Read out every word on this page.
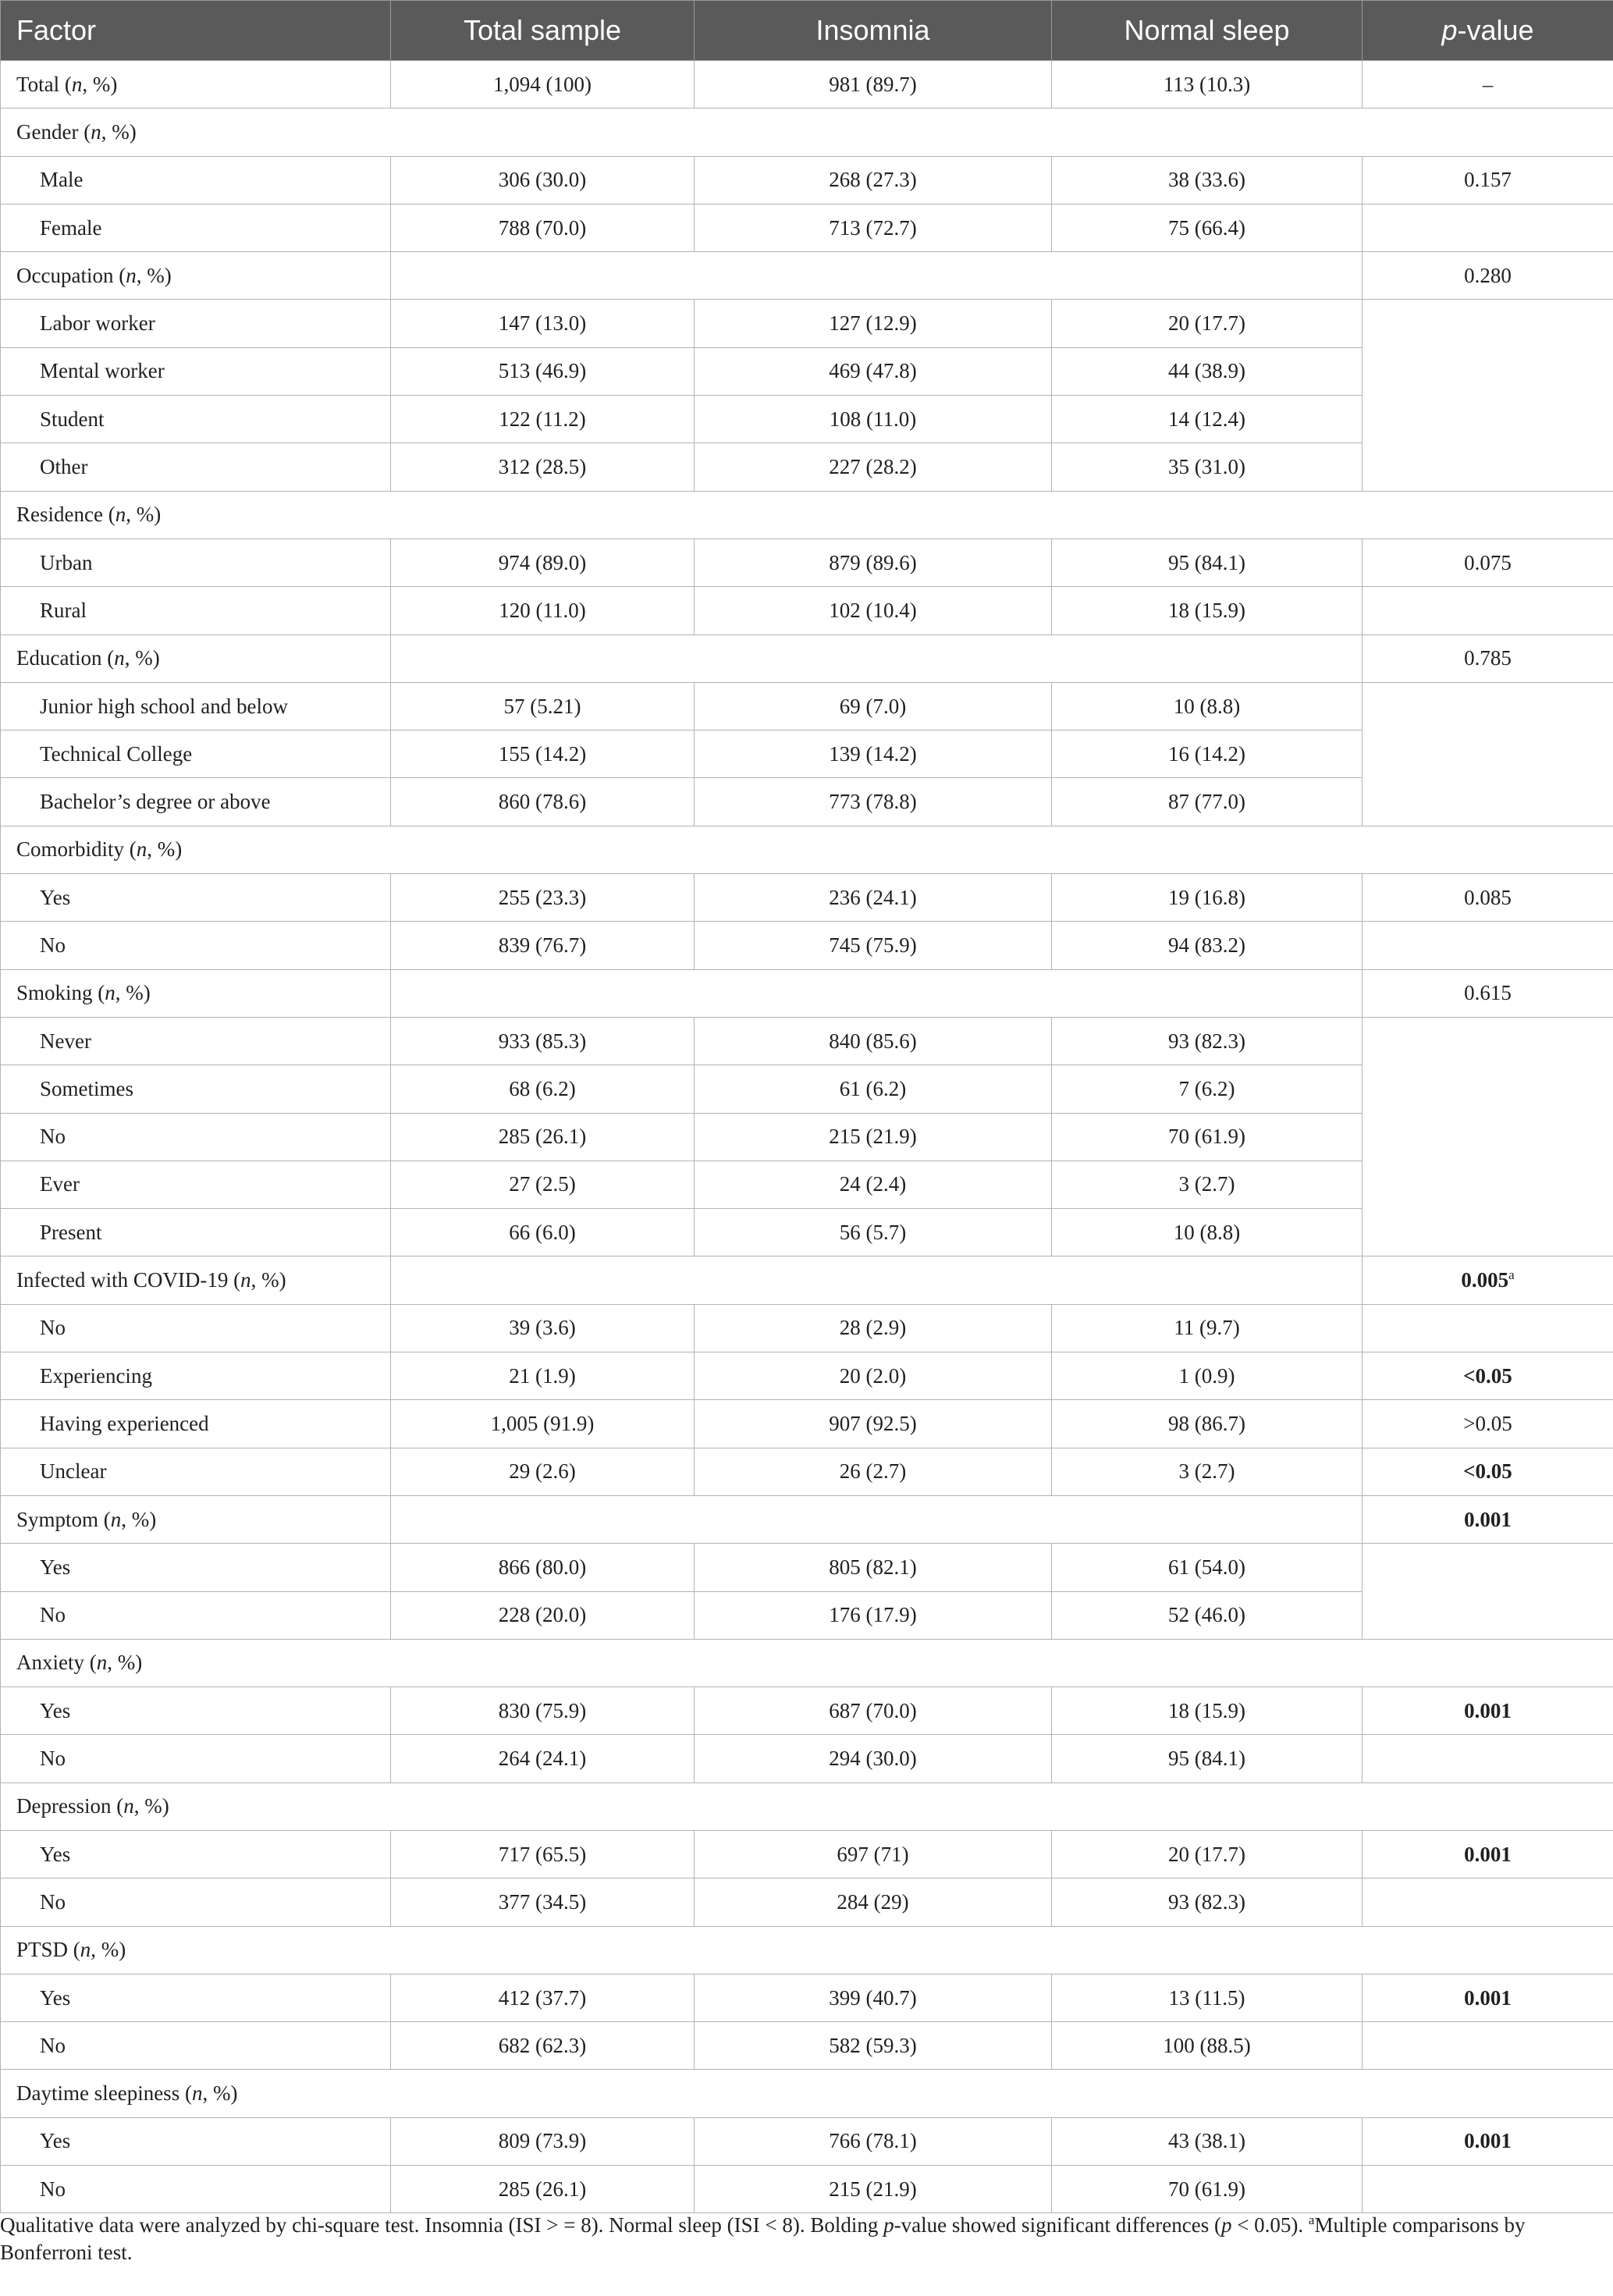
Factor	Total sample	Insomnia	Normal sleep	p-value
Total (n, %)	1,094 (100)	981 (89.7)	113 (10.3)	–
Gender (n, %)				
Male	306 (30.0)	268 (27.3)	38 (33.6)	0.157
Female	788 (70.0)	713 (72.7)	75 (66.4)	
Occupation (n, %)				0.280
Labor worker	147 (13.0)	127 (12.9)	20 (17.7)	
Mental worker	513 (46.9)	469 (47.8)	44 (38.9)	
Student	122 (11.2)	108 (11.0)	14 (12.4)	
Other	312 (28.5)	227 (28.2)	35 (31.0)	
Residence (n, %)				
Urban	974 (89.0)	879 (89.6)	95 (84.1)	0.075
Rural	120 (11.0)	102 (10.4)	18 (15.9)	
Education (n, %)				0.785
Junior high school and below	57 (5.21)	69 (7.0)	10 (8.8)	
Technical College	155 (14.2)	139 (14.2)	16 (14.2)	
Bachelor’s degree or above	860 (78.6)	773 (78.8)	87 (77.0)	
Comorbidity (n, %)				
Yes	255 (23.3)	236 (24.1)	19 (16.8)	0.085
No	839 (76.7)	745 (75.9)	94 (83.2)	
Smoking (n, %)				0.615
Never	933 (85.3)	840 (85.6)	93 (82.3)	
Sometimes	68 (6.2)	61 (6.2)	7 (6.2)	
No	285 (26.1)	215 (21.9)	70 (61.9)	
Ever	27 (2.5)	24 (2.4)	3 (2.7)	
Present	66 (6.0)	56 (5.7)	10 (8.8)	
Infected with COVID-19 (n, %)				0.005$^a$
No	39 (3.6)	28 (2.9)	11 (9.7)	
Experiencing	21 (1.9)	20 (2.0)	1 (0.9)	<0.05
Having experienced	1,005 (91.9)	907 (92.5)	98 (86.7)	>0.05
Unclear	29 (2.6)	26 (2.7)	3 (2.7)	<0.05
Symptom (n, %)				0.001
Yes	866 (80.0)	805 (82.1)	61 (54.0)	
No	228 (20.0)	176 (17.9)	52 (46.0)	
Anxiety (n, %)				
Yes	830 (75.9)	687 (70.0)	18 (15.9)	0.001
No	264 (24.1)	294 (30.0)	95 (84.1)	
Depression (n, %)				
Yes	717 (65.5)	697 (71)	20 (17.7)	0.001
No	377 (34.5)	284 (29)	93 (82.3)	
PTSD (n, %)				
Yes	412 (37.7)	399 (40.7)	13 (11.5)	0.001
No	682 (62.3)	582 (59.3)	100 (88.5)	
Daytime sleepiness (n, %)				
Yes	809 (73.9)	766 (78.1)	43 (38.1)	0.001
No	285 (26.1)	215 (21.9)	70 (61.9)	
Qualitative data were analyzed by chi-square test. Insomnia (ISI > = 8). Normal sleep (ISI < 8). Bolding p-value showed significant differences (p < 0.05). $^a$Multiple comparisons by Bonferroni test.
□ □ □ □
■ **TASK**: Copy all of the entries verbatim, leaving out any pictures they contain.

■ **WRITTEN ANSWER**:
Read out every word on this page.
Factor	Total sample	Insomnia	Normal sleep	p-value
Total (n, %)	1,094 (100)	981 (89.7)	113 (10.3)	–
Gender (n, %)				
Male	306 (30.0)	268 (27.3)	38 (33.6)	0.157
Female	788 (70.0)	713 (72.7)	75 (66.4)	
Occupation (n, %)				0.280
Labor worker	147 (13.0)	127 (12.9)	20 (17.7)	
Mental worker	513 (46.9)	469 (47.8)	44 (38.9)	
Student	122 (11.2)	108 (11.0)	14 (12.4)	
Other	312 (28.5)	227 (28.2)	35 (31.0)	
Residence (n, %)				
Urban	974 (89.0)	879 (89.6)	95 (84.1)	0.075
Rural	120 (11.0)	102 (10.4)	18 (15.9)	
Education (n, %)				0.785
Junior high school and below	57 (5.21)	69 (7.0)	10 (8.8)	
Technical College	155 (14.2)	139 (14.2)	16 (14.2)	
Bachelor’s degree or above	860 (78.6)	773 (78.8)	87 (77.0)	
Comorbidity (n, %)				
Yes	255 (23.3)	236 (24.1)	19 (16.8)	0.085
No	839 (76.7)	745 (75.9)	94 (83.2)	
Smoking (n, %)				0.615
Never	933 (85.3)	840 (85.6)	93 (82.3)	
Sometimes	68 (6.2)	61 (6.2)	7 (6.2)	
No	285 (26.1)	215 (21.9)	70 (61.9)	
Ever	27 (2.5)	24 (2.4)	3 (2.7)	
Present	66 (6.0)	56 (5.7)	10 (8.8)	
Infected with COVID-19 (n, %)				0.005$^a$
No	39 (3.6)	28 (2.9)	11 (9.7)	
Experiencing	21 (1.9)	20 (2.0)	1 (0.9)	<0.05
Having experienced	1,005 (91.9)	907 (92.5)	98 (86.7)	>0.05
Unclear	29 (2.6)	26 (2.7)	3 (2.7)	<0.05
Symptom (n, %)				0.001
Yes	866 (80.0)	805 (82.1)	61 (54.0)	
No	228 (20.0)	176 (17.9)	52 (46.0)	
Anxiety (n, %)				
Yes	830 (75.9)	687 (70.0)	18 (15.9)	0.001
No	264 (24.1)	294 (30.0)	95 (84.1)	
Depression (n, %)				
Yes	717 (65.5)	697 (71)	20 (17.7)	0.001
No	377 (34.5)	284 (29)	93 (82.3)	
PTSD (n, %)				
Yes	412 (37.7)	399 (40.7)	13 (11.5)	0.001
No	682 (62.3)	582 (59.3)	100 (88.5)	
Daytime sleepiness (n, %)				
Yes	809 (73.9)	766 (78.1)	43 (38.1)	0.001
No	285 (26.1)	215 (21.9)	70 (61.9)	
Qualitative data were analyzed by chi-square test. Insomnia (ISI > = 8). Normal sleep (ISI < 8). Bolding p-value showed significant differences (p < 0.05). $^a$Multiple comparisons by Bonferroni test.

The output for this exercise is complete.